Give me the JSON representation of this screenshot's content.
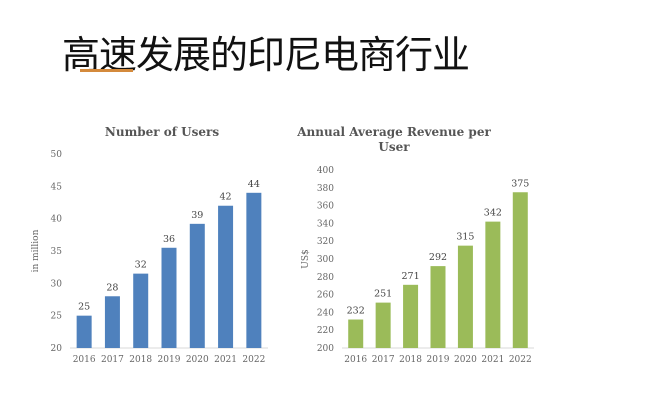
{
  "page": {
    "title": "高速发展的印尼电商行业",
    "accent_color": "#d48a3c"
  },
  "chart_data": [
    {
      "type": "bar",
      "title": "Number of Users",
      "title_lines": [
        "Number of Users"
      ],
      "xlabel": "",
      "ylabel": "in million",
      "categories": [
        "2016",
        "2017",
        "2018",
        "2019",
        "2020",
        "2021",
        "2022"
      ],
      "values": [
        25,
        28,
        31.5,
        35.5,
        39.2,
        42,
        44
      ],
      "data_labels": [
        "25",
        "28",
        "32",
        "36",
        "39",
        "42",
        "44"
      ],
      "ylim": [
        20,
        50
      ],
      "yticks": [
        20,
        25,
        30,
        35,
        40,
        45,
        50
      ],
      "color": "#4f81bd",
      "grid": false,
      "legend": "none"
    },
    {
      "type": "bar",
      "title": "Annual Average Revenue per User",
      "title_lines": [
        "Annual Average Revenue per",
        "User"
      ],
      "xlabel": "",
      "ylabel": "US$",
      "categories": [
        "2016",
        "2017",
        "2018",
        "2019",
        "2020",
        "2021",
        "2022"
      ],
      "values": [
        232,
        251,
        271,
        292,
        315,
        342,
        375
      ],
      "data_labels": [
        "232",
        "251",
        "271",
        "292",
        "315",
        "342",
        "375"
      ],
      "ylim": [
        200,
        400
      ],
      "yticks": [
        200,
        220,
        240,
        260,
        280,
        300,
        320,
        340,
        360,
        380,
        400
      ],
      "color": "#9bbb59",
      "grid": false,
      "legend": "none"
    }
  ]
}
:::
**Exercise goal**
Copy out all of the material exactly as written, without its pictures.

**Exercise result**
Give me the JSON representation of this screenshot's content.
{
  "page": {
    "title": "高速发展的印尼电商行业",
    "accent_color": "#d48a3c"
  },
  "chart_data": [
    {
      "type": "bar",
      "title": "Number of Users",
      "title_lines": [
        "Number of Users"
      ],
      "xlabel": "",
      "ylabel": "in million",
      "categories": [
        "2016",
        "2017",
        "2018",
        "2019",
        "2020",
        "2021",
        "2022"
      ],
      "values": [
        25,
        28,
        31.5,
        35.5,
        39.2,
        42,
        44
      ],
      "data_labels": [
        "25",
        "28",
        "32",
        "36",
        "39",
        "42",
        "44"
      ],
      "ylim": [
        20,
        50
      ],
      "yticks": [
        20,
        25,
        30,
        35,
        40,
        45,
        50
      ],
      "color": "#4f81bd",
      "grid": false,
      "legend": "none"
    },
    {
      "type": "bar",
      "title": "Annual Average Revenue per User",
      "title_lines": [
        "Annual Average Revenue per",
        "User"
      ],
      "xlabel": "",
      "ylabel": "US$",
      "categories": [
        "2016",
        "2017",
        "2018",
        "2019",
        "2020",
        "2021",
        "2022"
      ],
      "values": [
        232,
        251,
        271,
        292,
        315,
        342,
        375
      ],
      "data_labels": [
        "232",
        "251",
        "271",
        "292",
        "315",
        "342",
        "375"
      ],
      "ylim": [
        200,
        400
      ],
      "yticks": [
        200,
        220,
        240,
        260,
        280,
        300,
        320,
        340,
        360,
        380,
        400
      ],
      "color": "#9bbb59",
      "grid": false,
      "legend": "none"
    }
  ]
}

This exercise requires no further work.